[Material for this exercise]
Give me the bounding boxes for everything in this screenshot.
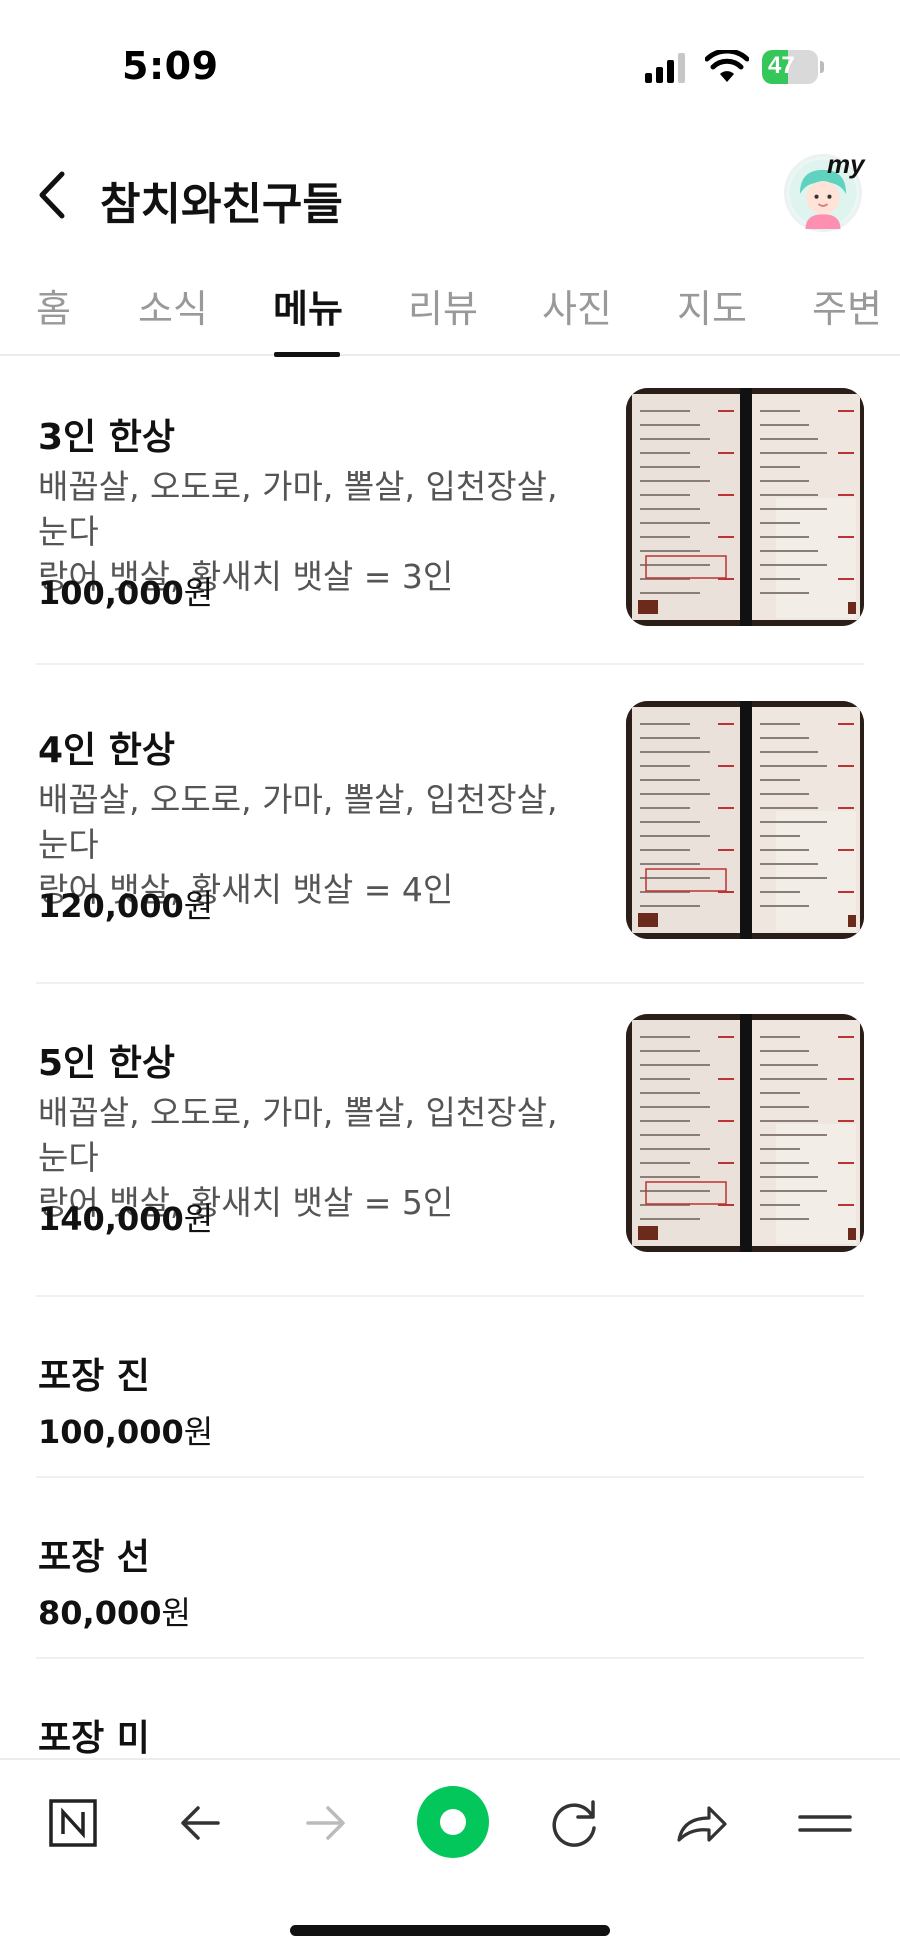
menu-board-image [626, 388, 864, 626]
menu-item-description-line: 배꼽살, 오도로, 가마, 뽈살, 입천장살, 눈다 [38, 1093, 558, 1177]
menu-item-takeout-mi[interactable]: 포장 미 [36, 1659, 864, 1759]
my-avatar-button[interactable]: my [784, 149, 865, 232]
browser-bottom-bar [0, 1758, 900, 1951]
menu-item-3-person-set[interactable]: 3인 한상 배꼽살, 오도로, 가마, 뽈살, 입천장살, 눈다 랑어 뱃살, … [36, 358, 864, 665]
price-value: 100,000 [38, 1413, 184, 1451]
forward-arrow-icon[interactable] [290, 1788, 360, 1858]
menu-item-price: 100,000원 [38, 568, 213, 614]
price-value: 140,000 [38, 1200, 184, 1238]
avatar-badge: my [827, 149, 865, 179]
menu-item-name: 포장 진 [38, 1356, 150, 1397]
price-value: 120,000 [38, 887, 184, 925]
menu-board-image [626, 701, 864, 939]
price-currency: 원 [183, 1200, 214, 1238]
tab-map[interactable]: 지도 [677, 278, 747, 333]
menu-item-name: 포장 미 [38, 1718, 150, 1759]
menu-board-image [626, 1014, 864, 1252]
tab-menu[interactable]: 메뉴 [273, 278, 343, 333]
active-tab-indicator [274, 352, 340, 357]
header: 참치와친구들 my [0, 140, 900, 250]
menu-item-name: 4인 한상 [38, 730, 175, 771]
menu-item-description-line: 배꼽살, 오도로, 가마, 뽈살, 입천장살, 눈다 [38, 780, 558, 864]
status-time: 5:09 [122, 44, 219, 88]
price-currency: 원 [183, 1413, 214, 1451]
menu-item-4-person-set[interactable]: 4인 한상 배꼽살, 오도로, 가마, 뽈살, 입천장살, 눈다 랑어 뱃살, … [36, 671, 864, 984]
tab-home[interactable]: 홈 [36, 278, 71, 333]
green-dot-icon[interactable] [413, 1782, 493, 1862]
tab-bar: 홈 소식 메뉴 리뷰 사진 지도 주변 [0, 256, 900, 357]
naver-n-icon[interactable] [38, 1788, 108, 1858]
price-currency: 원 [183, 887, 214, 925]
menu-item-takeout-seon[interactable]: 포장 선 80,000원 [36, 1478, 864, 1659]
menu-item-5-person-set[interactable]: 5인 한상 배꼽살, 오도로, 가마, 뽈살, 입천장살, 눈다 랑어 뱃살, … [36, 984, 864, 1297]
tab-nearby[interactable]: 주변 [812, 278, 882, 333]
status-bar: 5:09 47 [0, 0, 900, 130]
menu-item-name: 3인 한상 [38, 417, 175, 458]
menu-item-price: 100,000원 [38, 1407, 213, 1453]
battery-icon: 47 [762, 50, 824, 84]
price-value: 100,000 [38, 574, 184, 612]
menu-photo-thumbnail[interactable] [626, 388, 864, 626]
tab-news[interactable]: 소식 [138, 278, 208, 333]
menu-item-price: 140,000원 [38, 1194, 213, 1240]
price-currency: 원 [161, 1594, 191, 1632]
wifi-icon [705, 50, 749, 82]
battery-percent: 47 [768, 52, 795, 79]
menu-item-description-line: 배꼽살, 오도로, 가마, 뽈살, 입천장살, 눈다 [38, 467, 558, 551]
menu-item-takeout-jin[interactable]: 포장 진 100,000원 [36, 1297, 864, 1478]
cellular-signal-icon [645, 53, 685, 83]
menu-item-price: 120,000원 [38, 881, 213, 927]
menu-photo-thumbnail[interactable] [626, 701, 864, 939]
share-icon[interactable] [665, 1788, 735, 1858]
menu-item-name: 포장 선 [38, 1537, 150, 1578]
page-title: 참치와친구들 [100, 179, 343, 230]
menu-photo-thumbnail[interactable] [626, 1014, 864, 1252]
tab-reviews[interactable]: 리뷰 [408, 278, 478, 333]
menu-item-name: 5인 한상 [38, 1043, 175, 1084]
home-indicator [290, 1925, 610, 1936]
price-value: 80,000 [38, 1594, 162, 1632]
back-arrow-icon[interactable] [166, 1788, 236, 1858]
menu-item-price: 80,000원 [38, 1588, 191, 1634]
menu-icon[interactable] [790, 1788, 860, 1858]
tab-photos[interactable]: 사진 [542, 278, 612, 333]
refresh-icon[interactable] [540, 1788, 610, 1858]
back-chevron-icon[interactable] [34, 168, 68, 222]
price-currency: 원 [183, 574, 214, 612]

[Exercise directions] Can you reproduce every line of the items above verbatim, leaving out the picture?

[The result]
Give me the bounding boxes for everything in this screenshot.
menu-board-image [626, 388, 864, 626]
menu-item-description-line: 배꼽살, 오도로, 가마, 뽈살, 입천장살, 눈다 [38, 1093, 558, 1177]
menu-item-takeout-mi[interactable]: 포장 미 [36, 1659, 864, 1759]
my-avatar-button[interactable]: my [784, 149, 865, 232]
browser-bottom-bar [0, 1758, 900, 1951]
menu-item-3-person-set[interactable]: 3인 한상 배꼽살, 오도로, 가마, 뽈살, 입천장살, 눈다 랑어 뱃살, … [36, 358, 864, 665]
price-value: 100,000 [38, 1413, 184, 1451]
forward-arrow-icon[interactable] [290, 1788, 360, 1858]
menu-item-price: 100,000원 [38, 568, 213, 614]
price-value: 140,000 [38, 1200, 184, 1238]
avatar-badge: my [827, 149, 865, 179]
menu-item-name: 포장 진 [38, 1356, 150, 1397]
price-value: 120,000 [38, 887, 184, 925]
menu-board-image [626, 701, 864, 939]
price-currency: 원 [183, 1200, 214, 1238]
tab-map[interactable]: 지도 [677, 278, 747, 333]
menu-item-name: 포장 미 [38, 1718, 150, 1759]
menu-board-image [626, 1014, 864, 1252]
tab-menu[interactable]: 메뉴 [273, 278, 343, 333]
active-tab-indicator [274, 352, 340, 357]
header: 참치와친구들 my [0, 140, 900, 250]
menu-item-name: 4인 한상 [38, 730, 175, 771]
menu-item-description-line: 배꼽살, 오도로, 가마, 뽈살, 입천장살, 눈다 [38, 780, 558, 864]
status-time: 5:09 [122, 44, 219, 88]
price-currency: 원 [183, 1413, 214, 1451]
menu-item-4-person-set[interactable]: 4인 한상 배꼽살, 오도로, 가마, 뽈살, 입천장살, 눈다 랑어 뱃살, … [36, 671, 864, 984]
tab-home[interactable]: 홈 [36, 278, 71, 333]
green-dot-icon[interactable] [413, 1782, 493, 1862]
tab-bar: 홈 소식 메뉴 리뷰 사진 지도 주변 [0, 256, 900, 357]
naver-n-icon[interactable] [38, 1788, 108, 1858]
price-currency: 원 [183, 887, 214, 925]
menu-item-takeout-seon[interactable]: 포장 선 80,000원 [36, 1478, 864, 1659]
menu-item-5-person-set[interactable]: 5인 한상 배꼽살, 오도로, 가마, 뽈살, 입천장살, 눈다 랑어 뱃살, … [36, 984, 864, 1297]
tab-nearby[interactable]: 주변 [812, 278, 882, 333]
status-bar: 5:09 47 [0, 0, 900, 130]
menu-item-name: 3인 한상 [38, 417, 175, 458]
menu-item-price: 100,000원 [38, 1407, 213, 1453]
battery-icon: 47 [762, 50, 824, 84]
price-value: 100,000 [38, 574, 184, 612]
menu-photo-thumbnail[interactable] [626, 388, 864, 626]
tab-news[interactable]: 소식 [138, 278, 208, 333]
menu-item-price: 140,000원 [38, 1194, 213, 1240]
price-currency: 원 [161, 1594, 191, 1632]
wifi-icon [705, 50, 749, 82]
battery-percent: 47 [768, 52, 795, 79]
menu-item-description-line: 배꼽살, 오도로, 가마, 뽈살, 입천장살, 눈다 [38, 467, 558, 551]
menu-item-takeout-jin[interactable]: 포장 진 100,000원 [36, 1297, 864, 1478]
cellular-signal-icon [645, 53, 685, 83]
menu-item-price: 120,000원 [38, 881, 213, 927]
menu-photo-thumbnail[interactable] [626, 701, 864, 939]
share-icon[interactable] [665, 1788, 735, 1858]
menu-item-name: 포장 선 [38, 1537, 150, 1578]
page-title: 참치와친구들 [100, 179, 343, 230]
menu-photo-thumbnail[interactable] [626, 1014, 864, 1252]
tab-reviews[interactable]: 리뷰 [408, 278, 478, 333]
menu-item-name: 5인 한상 [38, 1043, 175, 1084]
home-indicator [290, 1925, 610, 1936]
price-value: 80,000 [38, 1594, 162, 1632]
back-arrow-icon[interactable] [166, 1788, 236, 1858]
menu-item-price: 80,000원 [38, 1588, 191, 1634]
menu-icon[interactable] [790, 1788, 860, 1858]
tab-photos[interactable]: 사진 [542, 278, 612, 333]
refresh-icon[interactable] [540, 1788, 610, 1858]
back-chevron-icon[interactable] [34, 168, 68, 222]
price-currency: 원 [183, 574, 214, 612]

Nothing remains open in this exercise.